▶ [Exercise] Find the string "Licensed" and gather every line that holds it.
--- start of Listed records ---
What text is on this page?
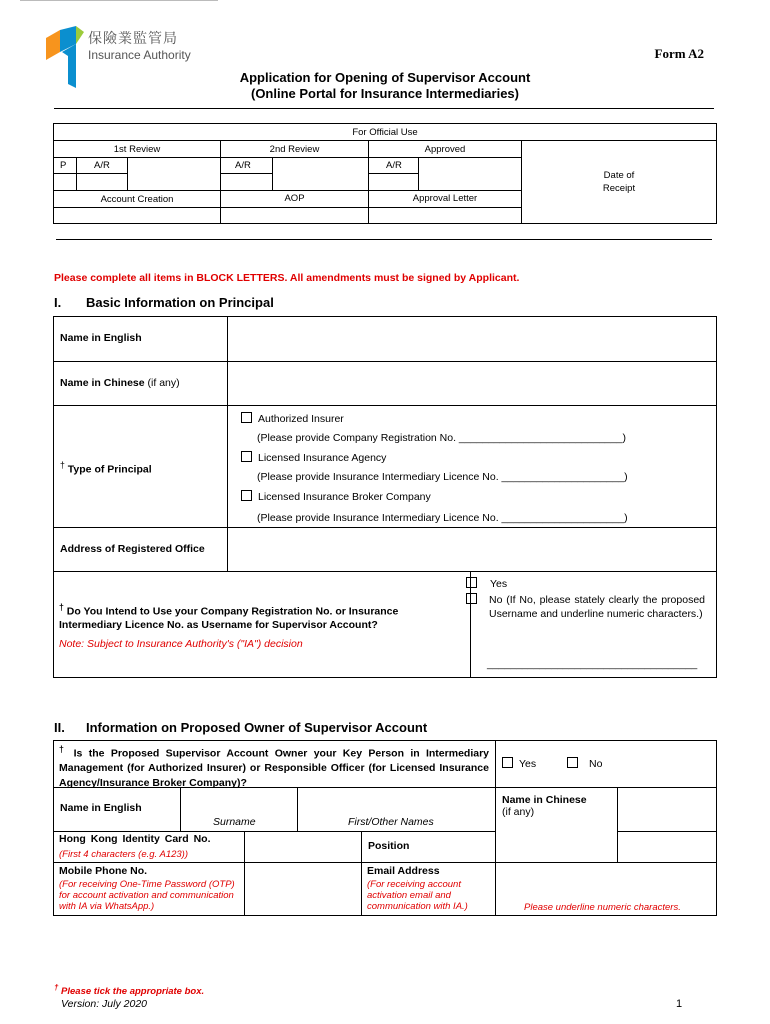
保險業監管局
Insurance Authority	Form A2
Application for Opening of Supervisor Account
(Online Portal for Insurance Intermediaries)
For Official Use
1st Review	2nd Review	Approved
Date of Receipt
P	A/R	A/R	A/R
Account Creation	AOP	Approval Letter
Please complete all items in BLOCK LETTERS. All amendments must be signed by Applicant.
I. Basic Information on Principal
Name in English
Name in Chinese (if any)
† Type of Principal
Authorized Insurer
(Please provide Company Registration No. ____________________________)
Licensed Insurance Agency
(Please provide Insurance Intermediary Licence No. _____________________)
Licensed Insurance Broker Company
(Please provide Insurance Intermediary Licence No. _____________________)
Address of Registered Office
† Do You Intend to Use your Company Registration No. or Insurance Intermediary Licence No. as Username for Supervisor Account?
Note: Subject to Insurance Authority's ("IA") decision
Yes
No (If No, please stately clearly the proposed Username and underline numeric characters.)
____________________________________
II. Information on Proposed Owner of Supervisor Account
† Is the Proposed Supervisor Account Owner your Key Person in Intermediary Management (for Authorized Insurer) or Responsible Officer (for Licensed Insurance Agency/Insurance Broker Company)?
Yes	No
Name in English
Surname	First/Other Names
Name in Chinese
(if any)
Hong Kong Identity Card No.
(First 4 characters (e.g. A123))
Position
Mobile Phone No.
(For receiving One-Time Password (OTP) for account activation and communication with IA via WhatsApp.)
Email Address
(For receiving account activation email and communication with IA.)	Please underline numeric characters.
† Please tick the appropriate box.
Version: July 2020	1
--- end of Listed records ---
--- start of Listed records ---
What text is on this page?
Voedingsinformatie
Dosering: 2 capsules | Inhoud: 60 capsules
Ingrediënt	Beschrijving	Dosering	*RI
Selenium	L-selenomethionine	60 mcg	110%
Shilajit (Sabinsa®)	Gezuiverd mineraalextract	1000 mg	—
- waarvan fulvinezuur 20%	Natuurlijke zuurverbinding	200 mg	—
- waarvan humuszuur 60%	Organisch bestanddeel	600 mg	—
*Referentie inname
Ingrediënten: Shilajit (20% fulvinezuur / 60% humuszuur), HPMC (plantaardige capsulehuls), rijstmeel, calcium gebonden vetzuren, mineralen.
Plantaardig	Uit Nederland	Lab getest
--- end of Listed records ---
▶ [Written solution]
Licensed Insurance Agency
Licensed Insurance Broker Company
† Is the Proposed Supervisor Account Owner your Key Person in Intermediary Management (for Authorized Insurer) or Responsible Officer (for Licensed Insurance Agency/Insurance Broker Company)?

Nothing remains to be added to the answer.